▶ **OBJECTIVE**
Write out the records word for word, with no pictures.

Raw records
◆ ◆ ◆ ◆
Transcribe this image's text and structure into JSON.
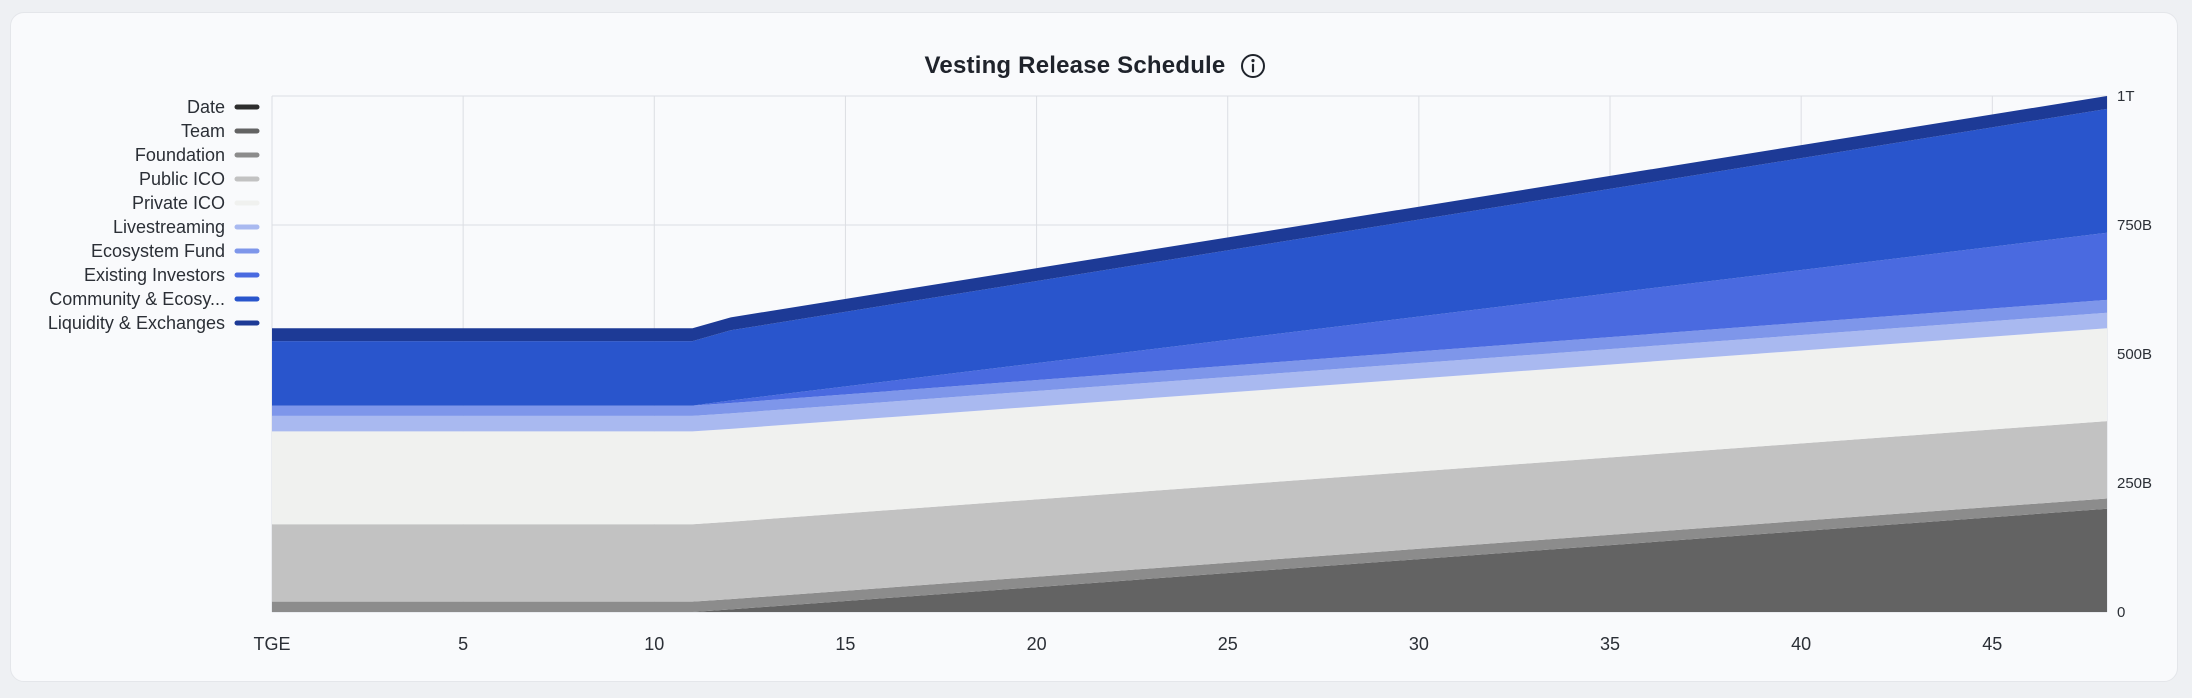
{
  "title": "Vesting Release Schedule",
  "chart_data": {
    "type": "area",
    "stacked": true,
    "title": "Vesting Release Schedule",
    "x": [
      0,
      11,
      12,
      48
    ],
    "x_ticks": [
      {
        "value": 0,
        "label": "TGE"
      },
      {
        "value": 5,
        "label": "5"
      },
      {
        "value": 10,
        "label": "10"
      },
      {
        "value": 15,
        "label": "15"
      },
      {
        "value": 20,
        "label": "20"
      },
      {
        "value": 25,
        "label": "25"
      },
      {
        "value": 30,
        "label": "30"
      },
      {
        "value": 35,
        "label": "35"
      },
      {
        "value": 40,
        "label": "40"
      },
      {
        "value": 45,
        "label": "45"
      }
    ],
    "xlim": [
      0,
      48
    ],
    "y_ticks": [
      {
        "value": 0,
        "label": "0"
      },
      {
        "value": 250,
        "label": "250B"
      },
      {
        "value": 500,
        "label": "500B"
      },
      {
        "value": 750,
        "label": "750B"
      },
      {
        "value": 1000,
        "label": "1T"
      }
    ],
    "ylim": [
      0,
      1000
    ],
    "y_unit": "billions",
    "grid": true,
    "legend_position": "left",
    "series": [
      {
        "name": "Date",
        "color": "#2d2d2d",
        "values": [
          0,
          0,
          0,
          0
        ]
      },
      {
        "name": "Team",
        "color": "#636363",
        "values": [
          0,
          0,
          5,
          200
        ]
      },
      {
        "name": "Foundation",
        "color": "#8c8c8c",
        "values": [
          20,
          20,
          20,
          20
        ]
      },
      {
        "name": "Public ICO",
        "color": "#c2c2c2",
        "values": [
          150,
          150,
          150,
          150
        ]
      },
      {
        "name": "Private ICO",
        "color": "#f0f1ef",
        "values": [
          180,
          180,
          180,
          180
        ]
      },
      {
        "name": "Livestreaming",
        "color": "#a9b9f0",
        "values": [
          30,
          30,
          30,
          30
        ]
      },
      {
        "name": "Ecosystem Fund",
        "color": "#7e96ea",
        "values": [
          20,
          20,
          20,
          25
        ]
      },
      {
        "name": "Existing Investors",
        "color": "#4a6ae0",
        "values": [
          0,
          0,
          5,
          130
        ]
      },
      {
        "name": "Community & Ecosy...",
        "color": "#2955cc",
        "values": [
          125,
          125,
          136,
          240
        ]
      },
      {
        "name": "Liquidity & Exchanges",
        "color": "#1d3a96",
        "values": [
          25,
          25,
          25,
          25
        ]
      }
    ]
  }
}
◆ ◆ ◆ ◆
▶ **RESPONSE BELOW**
Transcribe this image's text and structure into JSON.
{
  "title": "Vesting Release Schedule",
  "chart_data": {
    "type": "area",
    "stacked": true,
    "title": "Vesting Release Schedule",
    "x": [
      0,
      11,
      12,
      48
    ],
    "x_ticks": [
      {
        "value": 0,
        "label": "TGE"
      },
      {
        "value": 5,
        "label": "5"
      },
      {
        "value": 10,
        "label": "10"
      },
      {
        "value": 15,
        "label": "15"
      },
      {
        "value": 20,
        "label": "20"
      },
      {
        "value": 25,
        "label": "25"
      },
      {
        "value": 30,
        "label": "30"
      },
      {
        "value": 35,
        "label": "35"
      },
      {
        "value": 40,
        "label": "40"
      },
      {
        "value": 45,
        "label": "45"
      }
    ],
    "xlim": [
      0,
      48
    ],
    "y_ticks": [
      {
        "value": 0,
        "label": "0"
      },
      {
        "value": 250,
        "label": "250B"
      },
      {
        "value": 500,
        "label": "500B"
      },
      {
        "value": 750,
        "label": "750B"
      },
      {
        "value": 1000,
        "label": "1T"
      }
    ],
    "ylim": [
      0,
      1000
    ],
    "y_unit": "billions",
    "grid": true,
    "legend_position": "left",
    "series": [
      {
        "name": "Date",
        "color": "#2d2d2d",
        "values": [
          0,
          0,
          0,
          0
        ]
      },
      {
        "name": "Team",
        "color": "#636363",
        "values": [
          0,
          0,
          5,
          200
        ]
      },
      {
        "name": "Foundation",
        "color": "#8c8c8c",
        "values": [
          20,
          20,
          20,
          20
        ]
      },
      {
        "name": "Public ICO",
        "color": "#c2c2c2",
        "values": [
          150,
          150,
          150,
          150
        ]
      },
      {
        "name": "Private ICO",
        "color": "#f0f1ef",
        "values": [
          180,
          180,
          180,
          180
        ]
      },
      {
        "name": "Livestreaming",
        "color": "#a9b9f0",
        "values": [
          30,
          30,
          30,
          30
        ]
      },
      {
        "name": "Ecosystem Fund",
        "color": "#7e96ea",
        "values": [
          20,
          20,
          20,
          25
        ]
      },
      {
        "name": "Existing Investors",
        "color": "#4a6ae0",
        "values": [
          0,
          0,
          5,
          130
        ]
      },
      {
        "name": "Community & Ecosy...",
        "color": "#2955cc",
        "values": [
          125,
          125,
          136,
          240
        ]
      },
      {
        "name": "Liquidity & Exchanges",
        "color": "#1d3a96",
        "values": [
          25,
          25,
          25,
          25
        ]
      }
    ]
  }
}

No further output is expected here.